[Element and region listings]
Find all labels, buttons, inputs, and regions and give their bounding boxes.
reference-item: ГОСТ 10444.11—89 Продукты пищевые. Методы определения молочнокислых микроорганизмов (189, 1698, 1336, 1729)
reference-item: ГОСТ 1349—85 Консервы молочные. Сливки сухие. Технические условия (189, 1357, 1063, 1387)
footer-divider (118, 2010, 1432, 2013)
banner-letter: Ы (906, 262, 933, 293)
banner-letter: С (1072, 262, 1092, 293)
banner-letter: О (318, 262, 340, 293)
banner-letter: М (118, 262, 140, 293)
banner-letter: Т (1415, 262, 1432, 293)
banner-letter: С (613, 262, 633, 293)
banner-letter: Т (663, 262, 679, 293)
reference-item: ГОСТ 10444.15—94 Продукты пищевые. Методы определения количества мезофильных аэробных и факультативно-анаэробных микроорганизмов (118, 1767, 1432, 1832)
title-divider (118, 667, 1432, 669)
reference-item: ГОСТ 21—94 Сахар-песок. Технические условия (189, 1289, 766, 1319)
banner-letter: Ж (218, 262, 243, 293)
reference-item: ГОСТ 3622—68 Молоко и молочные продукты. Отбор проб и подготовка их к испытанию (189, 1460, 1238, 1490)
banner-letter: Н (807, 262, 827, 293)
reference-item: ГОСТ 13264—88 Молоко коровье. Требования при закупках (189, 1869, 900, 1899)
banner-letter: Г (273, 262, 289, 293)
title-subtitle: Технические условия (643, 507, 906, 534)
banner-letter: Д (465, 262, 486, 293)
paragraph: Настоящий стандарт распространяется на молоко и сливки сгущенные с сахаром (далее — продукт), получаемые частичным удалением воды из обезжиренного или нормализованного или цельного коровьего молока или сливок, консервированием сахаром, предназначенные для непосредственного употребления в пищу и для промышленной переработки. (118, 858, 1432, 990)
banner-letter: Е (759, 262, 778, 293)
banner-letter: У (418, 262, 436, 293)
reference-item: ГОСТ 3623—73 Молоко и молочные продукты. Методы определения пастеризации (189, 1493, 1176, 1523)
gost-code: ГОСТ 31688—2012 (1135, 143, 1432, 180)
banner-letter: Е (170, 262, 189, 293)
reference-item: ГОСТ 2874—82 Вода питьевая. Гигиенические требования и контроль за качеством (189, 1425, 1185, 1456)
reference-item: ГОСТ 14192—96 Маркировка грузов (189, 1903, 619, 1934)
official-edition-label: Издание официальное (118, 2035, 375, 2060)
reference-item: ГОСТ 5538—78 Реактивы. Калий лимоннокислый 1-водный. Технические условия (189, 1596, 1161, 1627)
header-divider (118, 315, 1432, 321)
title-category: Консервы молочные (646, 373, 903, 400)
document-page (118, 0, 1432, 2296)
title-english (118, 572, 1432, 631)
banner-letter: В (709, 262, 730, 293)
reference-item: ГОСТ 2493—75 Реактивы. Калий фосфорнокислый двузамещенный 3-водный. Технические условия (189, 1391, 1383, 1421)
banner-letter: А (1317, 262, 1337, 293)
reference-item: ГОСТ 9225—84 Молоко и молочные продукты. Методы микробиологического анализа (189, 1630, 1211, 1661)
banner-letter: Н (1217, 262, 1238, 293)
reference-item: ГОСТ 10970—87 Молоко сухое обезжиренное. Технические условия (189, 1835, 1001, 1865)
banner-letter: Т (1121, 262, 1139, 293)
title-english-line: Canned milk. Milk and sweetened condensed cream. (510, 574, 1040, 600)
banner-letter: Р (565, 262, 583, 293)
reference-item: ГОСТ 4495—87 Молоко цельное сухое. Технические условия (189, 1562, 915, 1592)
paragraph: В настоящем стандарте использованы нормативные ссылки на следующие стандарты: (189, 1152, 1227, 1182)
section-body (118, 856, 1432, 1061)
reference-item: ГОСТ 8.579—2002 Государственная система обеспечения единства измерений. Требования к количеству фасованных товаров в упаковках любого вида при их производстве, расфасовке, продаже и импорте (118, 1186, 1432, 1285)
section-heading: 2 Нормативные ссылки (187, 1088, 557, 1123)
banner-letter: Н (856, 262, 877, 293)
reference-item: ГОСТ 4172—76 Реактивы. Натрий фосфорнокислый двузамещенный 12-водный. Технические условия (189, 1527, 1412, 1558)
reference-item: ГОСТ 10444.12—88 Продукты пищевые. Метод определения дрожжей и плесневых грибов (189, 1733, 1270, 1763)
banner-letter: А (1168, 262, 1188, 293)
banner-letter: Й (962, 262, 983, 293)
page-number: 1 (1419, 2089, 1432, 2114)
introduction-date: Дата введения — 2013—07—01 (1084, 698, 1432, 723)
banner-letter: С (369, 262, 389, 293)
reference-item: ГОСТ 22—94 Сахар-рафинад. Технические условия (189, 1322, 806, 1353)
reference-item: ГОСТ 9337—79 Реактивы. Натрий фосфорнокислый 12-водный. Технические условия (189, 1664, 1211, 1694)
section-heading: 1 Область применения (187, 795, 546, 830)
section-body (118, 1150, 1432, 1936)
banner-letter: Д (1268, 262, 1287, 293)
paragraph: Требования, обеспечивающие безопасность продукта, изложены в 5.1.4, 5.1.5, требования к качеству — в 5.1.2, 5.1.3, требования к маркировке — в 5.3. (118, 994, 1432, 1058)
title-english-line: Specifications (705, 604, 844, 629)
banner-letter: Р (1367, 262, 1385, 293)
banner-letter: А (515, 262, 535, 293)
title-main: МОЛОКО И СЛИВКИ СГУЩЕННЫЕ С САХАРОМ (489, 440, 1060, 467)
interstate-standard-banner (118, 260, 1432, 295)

**Exercise prompt**
Extract every line from all of the rows above and reproduce each one verbatim, with no changes.

**Problem solution**
Find all labels, buttons, inputs, and regions and give their bounding boxes.
reference-item: ГОСТ 10444.11—89 Продукты пищевые. Методы определения молочнокислых микроорганизмов (189, 1698, 1336, 1729)
reference-item: ГОСТ 1349—85 Консервы молочные. Сливки сухие. Технические условия (189, 1357, 1063, 1387)
footer-divider (118, 2010, 1432, 2013)
banner-letter: Ы (906, 262, 933, 293)
banner-letter: С (1072, 262, 1092, 293)
banner-letter: О (318, 262, 340, 293)
banner-letter: М (118, 262, 140, 293)
banner-letter: Т (1415, 262, 1432, 293)
banner-letter: С (613, 262, 633, 293)
banner-letter: Т (663, 262, 679, 293)
reference-item: ГОСТ 10444.15—94 Продукты пищевые. Методы определения количества мезофильных аэробных и факультативно-анаэробных микроорганизмов (118, 1767, 1432, 1832)
title-divider (118, 667, 1432, 669)
reference-item: ГОСТ 21—94 Сахар-песок. Технические условия (189, 1289, 766, 1319)
banner-letter: Ж (218, 262, 243, 293)
reference-item: ГОСТ 3622—68 Молоко и молочные продукты. Отбор проб и подготовка их к испытанию (189, 1460, 1238, 1490)
banner-letter: Н (807, 262, 827, 293)
reference-item: ГОСТ 13264—88 Молоко коровье. Требования при закупках (189, 1869, 900, 1899)
banner-letter: Г (273, 262, 289, 293)
title-subtitle: Технические условия (643, 507, 906, 534)
banner-letter: Д (465, 262, 486, 293)
paragraph: Настоящий стандарт распространяется на молоко и сливки сгущенные с сахаром (далее — продукт), получаемые частичным удалением воды из обезжиренного или нормализованного или цельного коровьего молока или сливок, консервированием сахаром, предназначенные для непосредственного употребления в пищу и для промышленной переработки. (118, 858, 1432, 990)
banner-letter: Е (759, 262, 778, 293)
banner-letter: У (418, 262, 436, 293)
reference-item: ГОСТ 3623—73 Молоко и молочные продукты. Методы определения пастеризации (189, 1493, 1176, 1523)
gost-code: ГОСТ 31688—2012 (1135, 143, 1432, 180)
banner-letter: Е (170, 262, 189, 293)
reference-item: ГОСТ 2874—82 Вода питьевая. Гигиенические требования и контроль за качеством (189, 1425, 1185, 1456)
reference-item: ГОСТ 14192—96 Маркировка грузов (189, 1903, 619, 1934)
official-edition-label: Издание официальное (118, 2035, 375, 2060)
reference-item: ГОСТ 5538—78 Реактивы. Калий лимоннокислый 1-водный. Технические условия (189, 1596, 1161, 1627)
header-divider (118, 315, 1432, 321)
title-category: Консервы молочные (646, 373, 903, 400)
document-page (118, 0, 1432, 2296)
title-english (118, 572, 1432, 631)
banner-letter: В (709, 262, 730, 293)
reference-item: ГОСТ 2493—75 Реактивы. Калий фосфорнокислый двузамещенный 3-водный. Технические условия (189, 1391, 1383, 1421)
banner-letter: А (1317, 262, 1337, 293)
reference-item: ГОСТ 9225—84 Молоко и молочные продукты. Методы микробиологического анализа (189, 1630, 1211, 1661)
banner-letter: Н (1217, 262, 1238, 293)
reference-item: ГОСТ 10970—87 Молоко сухое обезжиренное. Технические условия (189, 1835, 1001, 1865)
banner-letter: Т (1121, 262, 1139, 293)
title-english-line: Canned milk. Milk and sweetened condensed cream. (510, 574, 1040, 600)
banner-letter: Р (565, 262, 583, 293)
reference-item: ГОСТ 4495—87 Молоко цельное сухое. Технические условия (189, 1562, 915, 1592)
paragraph: В настоящем стандарте использованы нормативные ссылки на следующие стандарты: (189, 1152, 1227, 1182)
section-body (118, 856, 1432, 1061)
reference-item: ГОСТ 8.579—2002 Государственная система обеспечения единства измерений. Требования к количеству фасованных товаров в упаковках любого вида при их производстве, расфасовке, продаже и импорте (118, 1186, 1432, 1285)
section-heading: 2 Нормативные ссылки (187, 1088, 557, 1123)
banner-letter: Н (856, 262, 877, 293)
reference-item: ГОСТ 4172—76 Реактивы. Натрий фосфорнокислый двузамещенный 12-водный. Технические условия (189, 1527, 1412, 1558)
reference-item: ГОСТ 10444.12—88 Продукты пищевые. Метод определения дрожжей и плесневых грибов (189, 1733, 1270, 1763)
banner-letter: А (1168, 262, 1188, 293)
banner-letter: Й (962, 262, 983, 293)
page-number: 1 (1419, 2089, 1432, 2114)
introduction-date: Дата введения — 2013—07—01 (1084, 698, 1432, 723)
banner-letter: С (369, 262, 389, 293)
reference-item: ГОСТ 22—94 Сахар-рафинад. Технические условия (189, 1322, 806, 1353)
reference-item: ГОСТ 9337—79 Реактивы. Натрий фосфорнокислый 12-водный. Технические условия (189, 1664, 1211, 1694)
section-heading: 1 Область применения (187, 795, 546, 830)
section-body (118, 1150, 1432, 1936)
banner-letter: Д (1268, 262, 1287, 293)
paragraph: Требования, обеспечивающие безопасность продукта, изложены в 5.1.4, 5.1.5, требования к качеству — в 5.1.2, 5.1.3, требования к маркировке — в 5.3. (118, 994, 1432, 1058)
title-english-line: Specifications (705, 604, 844, 629)
banner-letter: Р (1367, 262, 1385, 293)
banner-letter: А (515, 262, 535, 293)
title-main: МОЛОКО И СЛИВКИ СГУЩЕННЫЕ С САХАРОМ (489, 440, 1060, 467)
interstate-standard-banner (118, 260, 1432, 295)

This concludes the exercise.